Excerpts from a layout annotation set:
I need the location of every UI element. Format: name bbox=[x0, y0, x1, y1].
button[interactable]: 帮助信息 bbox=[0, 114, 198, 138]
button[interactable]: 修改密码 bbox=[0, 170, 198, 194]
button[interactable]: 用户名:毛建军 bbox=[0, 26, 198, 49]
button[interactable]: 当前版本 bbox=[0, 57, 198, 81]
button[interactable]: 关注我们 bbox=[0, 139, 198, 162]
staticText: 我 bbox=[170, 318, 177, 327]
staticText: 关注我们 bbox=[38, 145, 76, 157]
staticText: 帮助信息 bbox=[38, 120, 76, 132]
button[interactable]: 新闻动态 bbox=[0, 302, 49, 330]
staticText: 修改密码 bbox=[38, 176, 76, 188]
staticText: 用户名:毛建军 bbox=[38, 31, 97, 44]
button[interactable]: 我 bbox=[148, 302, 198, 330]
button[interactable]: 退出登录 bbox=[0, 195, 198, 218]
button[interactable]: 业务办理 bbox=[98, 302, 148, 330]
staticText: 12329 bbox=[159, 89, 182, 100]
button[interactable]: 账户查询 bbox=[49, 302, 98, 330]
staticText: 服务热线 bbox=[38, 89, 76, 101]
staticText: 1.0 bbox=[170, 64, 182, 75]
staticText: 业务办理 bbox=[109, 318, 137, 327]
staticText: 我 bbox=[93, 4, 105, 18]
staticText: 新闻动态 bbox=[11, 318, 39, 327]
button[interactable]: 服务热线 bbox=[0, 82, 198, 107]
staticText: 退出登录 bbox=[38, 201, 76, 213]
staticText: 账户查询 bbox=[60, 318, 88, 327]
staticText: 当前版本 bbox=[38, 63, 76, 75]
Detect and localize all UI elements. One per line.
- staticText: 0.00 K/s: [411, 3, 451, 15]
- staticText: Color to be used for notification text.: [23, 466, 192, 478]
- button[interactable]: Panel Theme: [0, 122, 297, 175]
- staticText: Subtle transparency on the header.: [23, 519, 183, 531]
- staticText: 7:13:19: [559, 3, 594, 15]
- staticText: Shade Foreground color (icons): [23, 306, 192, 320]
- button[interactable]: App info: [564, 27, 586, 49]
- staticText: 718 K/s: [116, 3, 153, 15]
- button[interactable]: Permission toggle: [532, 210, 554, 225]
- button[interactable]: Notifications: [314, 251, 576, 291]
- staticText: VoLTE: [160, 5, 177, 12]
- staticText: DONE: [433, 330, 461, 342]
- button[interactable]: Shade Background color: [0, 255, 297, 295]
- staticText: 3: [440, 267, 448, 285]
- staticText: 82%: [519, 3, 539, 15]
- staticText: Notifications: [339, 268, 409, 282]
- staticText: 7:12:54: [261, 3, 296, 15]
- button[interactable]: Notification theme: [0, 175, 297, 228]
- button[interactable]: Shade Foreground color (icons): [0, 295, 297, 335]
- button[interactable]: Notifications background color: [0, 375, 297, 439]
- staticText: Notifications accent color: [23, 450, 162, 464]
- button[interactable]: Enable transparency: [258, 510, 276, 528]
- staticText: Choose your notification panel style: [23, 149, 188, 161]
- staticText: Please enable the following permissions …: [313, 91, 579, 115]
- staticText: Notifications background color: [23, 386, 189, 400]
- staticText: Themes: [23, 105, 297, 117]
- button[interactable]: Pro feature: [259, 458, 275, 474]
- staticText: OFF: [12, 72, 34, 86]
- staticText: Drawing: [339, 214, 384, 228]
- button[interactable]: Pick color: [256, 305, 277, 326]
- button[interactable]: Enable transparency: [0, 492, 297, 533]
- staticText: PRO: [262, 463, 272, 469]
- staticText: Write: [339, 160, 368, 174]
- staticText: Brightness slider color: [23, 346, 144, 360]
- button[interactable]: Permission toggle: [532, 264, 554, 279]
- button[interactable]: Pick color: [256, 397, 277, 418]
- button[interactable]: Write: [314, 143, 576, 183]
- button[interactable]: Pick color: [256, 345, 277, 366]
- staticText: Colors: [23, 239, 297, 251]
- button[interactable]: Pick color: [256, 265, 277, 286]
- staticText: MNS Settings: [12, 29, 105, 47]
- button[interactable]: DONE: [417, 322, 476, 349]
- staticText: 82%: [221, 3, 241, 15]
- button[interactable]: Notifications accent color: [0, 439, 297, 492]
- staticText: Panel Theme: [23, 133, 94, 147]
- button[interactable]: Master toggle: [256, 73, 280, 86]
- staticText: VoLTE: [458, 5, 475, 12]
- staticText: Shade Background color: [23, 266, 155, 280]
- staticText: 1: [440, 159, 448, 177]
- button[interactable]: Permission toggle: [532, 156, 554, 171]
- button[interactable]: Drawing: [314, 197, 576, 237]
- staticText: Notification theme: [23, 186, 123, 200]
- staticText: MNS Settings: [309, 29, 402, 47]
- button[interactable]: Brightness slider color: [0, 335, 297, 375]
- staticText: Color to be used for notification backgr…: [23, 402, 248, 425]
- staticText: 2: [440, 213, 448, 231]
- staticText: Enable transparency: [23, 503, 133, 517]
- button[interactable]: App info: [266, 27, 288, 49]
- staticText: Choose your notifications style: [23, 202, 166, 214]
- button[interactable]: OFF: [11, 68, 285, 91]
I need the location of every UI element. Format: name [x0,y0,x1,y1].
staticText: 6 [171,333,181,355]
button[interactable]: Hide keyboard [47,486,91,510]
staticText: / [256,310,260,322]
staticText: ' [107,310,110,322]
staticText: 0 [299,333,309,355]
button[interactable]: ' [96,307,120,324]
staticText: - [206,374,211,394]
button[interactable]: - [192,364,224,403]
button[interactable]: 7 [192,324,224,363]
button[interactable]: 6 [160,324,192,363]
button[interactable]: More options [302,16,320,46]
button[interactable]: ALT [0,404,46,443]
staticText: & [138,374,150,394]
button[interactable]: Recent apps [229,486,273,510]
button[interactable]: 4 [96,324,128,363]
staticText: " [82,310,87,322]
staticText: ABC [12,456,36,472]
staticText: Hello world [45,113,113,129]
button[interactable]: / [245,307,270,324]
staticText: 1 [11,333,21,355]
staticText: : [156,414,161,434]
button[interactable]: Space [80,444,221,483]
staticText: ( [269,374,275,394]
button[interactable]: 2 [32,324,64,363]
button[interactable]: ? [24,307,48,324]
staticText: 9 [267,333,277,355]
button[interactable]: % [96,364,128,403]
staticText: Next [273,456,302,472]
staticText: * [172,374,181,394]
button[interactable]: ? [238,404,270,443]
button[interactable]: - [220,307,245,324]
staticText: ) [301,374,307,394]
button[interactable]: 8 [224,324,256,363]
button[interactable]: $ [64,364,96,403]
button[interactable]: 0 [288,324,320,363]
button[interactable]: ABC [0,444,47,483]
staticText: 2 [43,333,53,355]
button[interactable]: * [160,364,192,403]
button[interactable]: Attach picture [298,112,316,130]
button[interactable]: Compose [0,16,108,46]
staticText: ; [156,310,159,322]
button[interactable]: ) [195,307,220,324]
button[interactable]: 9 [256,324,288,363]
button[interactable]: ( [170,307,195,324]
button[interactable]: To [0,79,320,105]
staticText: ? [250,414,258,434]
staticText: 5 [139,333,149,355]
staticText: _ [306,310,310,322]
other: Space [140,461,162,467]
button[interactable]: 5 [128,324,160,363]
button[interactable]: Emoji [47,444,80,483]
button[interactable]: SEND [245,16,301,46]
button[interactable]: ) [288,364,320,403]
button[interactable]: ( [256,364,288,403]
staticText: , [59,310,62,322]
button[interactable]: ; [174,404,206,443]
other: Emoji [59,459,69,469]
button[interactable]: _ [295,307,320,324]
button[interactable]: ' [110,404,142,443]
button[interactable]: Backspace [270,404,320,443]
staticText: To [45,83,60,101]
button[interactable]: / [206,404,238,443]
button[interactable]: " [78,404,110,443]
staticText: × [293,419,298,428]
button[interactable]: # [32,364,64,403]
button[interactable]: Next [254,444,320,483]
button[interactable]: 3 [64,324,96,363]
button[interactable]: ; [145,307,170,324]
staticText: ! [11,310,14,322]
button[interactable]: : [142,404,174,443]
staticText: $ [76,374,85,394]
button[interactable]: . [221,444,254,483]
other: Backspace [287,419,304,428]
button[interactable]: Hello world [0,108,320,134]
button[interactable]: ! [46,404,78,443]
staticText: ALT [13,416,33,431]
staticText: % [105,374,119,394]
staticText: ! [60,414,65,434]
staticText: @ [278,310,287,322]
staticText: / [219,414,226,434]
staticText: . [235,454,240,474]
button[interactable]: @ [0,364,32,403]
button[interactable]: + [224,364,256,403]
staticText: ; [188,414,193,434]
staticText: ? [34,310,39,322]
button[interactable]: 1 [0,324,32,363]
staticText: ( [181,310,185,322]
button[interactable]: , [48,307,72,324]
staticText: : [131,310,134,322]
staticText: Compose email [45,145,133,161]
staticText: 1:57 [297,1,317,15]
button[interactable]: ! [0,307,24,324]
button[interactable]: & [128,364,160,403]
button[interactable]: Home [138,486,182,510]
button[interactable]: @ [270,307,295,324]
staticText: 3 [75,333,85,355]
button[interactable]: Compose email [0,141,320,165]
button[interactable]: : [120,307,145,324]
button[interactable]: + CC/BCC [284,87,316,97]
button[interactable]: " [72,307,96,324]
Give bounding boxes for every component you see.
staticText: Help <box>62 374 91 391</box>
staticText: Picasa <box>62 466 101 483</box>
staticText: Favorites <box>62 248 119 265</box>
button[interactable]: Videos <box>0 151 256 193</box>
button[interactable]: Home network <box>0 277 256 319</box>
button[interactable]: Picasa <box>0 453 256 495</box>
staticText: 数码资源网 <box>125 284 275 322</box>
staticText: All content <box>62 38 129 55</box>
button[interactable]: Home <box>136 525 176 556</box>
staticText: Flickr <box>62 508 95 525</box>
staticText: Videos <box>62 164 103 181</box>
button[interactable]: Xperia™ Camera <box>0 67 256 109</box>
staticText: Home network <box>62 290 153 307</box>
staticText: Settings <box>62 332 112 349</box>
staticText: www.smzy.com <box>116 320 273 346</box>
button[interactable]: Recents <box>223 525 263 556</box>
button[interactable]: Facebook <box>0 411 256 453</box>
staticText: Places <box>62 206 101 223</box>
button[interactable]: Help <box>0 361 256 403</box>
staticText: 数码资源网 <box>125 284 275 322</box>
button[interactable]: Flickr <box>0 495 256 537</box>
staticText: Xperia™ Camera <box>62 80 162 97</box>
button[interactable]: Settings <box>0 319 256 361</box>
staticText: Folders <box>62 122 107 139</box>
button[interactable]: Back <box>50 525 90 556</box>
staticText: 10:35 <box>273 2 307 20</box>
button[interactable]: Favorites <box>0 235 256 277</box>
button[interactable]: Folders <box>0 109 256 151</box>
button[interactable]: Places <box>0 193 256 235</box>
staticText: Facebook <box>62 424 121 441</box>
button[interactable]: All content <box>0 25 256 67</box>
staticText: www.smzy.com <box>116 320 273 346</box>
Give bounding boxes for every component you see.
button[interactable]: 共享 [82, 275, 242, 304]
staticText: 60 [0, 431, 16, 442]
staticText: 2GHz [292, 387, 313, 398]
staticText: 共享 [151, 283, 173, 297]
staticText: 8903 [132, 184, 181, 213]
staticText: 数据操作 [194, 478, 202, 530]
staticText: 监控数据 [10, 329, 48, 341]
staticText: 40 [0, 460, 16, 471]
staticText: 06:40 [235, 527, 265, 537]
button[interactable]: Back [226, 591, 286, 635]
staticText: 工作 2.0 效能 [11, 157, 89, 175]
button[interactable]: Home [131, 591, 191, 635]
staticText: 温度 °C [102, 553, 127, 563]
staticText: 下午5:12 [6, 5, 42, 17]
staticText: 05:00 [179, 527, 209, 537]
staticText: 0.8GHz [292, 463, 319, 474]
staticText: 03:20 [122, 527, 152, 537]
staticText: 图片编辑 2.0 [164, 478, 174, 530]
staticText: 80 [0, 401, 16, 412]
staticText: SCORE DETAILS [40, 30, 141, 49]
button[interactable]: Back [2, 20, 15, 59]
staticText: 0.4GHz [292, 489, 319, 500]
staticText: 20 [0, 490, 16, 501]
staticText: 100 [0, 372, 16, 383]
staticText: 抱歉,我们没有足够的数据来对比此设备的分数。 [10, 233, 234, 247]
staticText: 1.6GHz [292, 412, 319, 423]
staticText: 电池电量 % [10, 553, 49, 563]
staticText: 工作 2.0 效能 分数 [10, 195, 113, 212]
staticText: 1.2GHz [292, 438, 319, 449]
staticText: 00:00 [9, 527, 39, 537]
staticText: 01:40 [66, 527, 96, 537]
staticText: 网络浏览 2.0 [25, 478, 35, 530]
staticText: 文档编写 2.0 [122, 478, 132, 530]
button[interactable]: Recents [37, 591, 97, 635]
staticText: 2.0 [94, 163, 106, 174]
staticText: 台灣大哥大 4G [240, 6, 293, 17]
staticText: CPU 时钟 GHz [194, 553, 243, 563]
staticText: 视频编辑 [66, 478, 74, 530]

**Exercise instructions**
Arrange the entries from their first line up to and including the line containing "staticText: 用户名:毛建军 bbox=[38, 31, 97, 44]" as a JSON list of strings, one string per line, leaving out any blank lines.

**Complete answer**
[
  "I need the location of every UI element. Format: name bbox=[x0, y0, x1, y1].",
  "button[interactable]: 帮助信息 bbox=[0, 114, 198, 138]",
  "button[interactable]: 修改密码 bbox=[0, 170, 198, 194]",
  "button[interactable]: 用户名:毛建军 bbox=[0, 26, 198, 49]",
  "button[interactable]: 当前版本 bbox=[0, 57, 198, 81]",
  "button[interactable]: 关注我们 bbox=[0, 139, 198, 162]",
  "staticText: 我 bbox=[170, 318, 177, 327]",
  "staticText: 关注我们 bbox=[38, 145, 76, 157]",
  "staticText: 帮助信息 bbox=[38, 120, 76, 132]",
  "button[interactable]: 新闻动态 bbox=[0, 302, 49, 330]",
  "staticText: 修改密码 bbox=[38, 176, 76, 188]",
  "staticText: 用户名:毛建军 bbox=[38, 31, 97, 44]"
]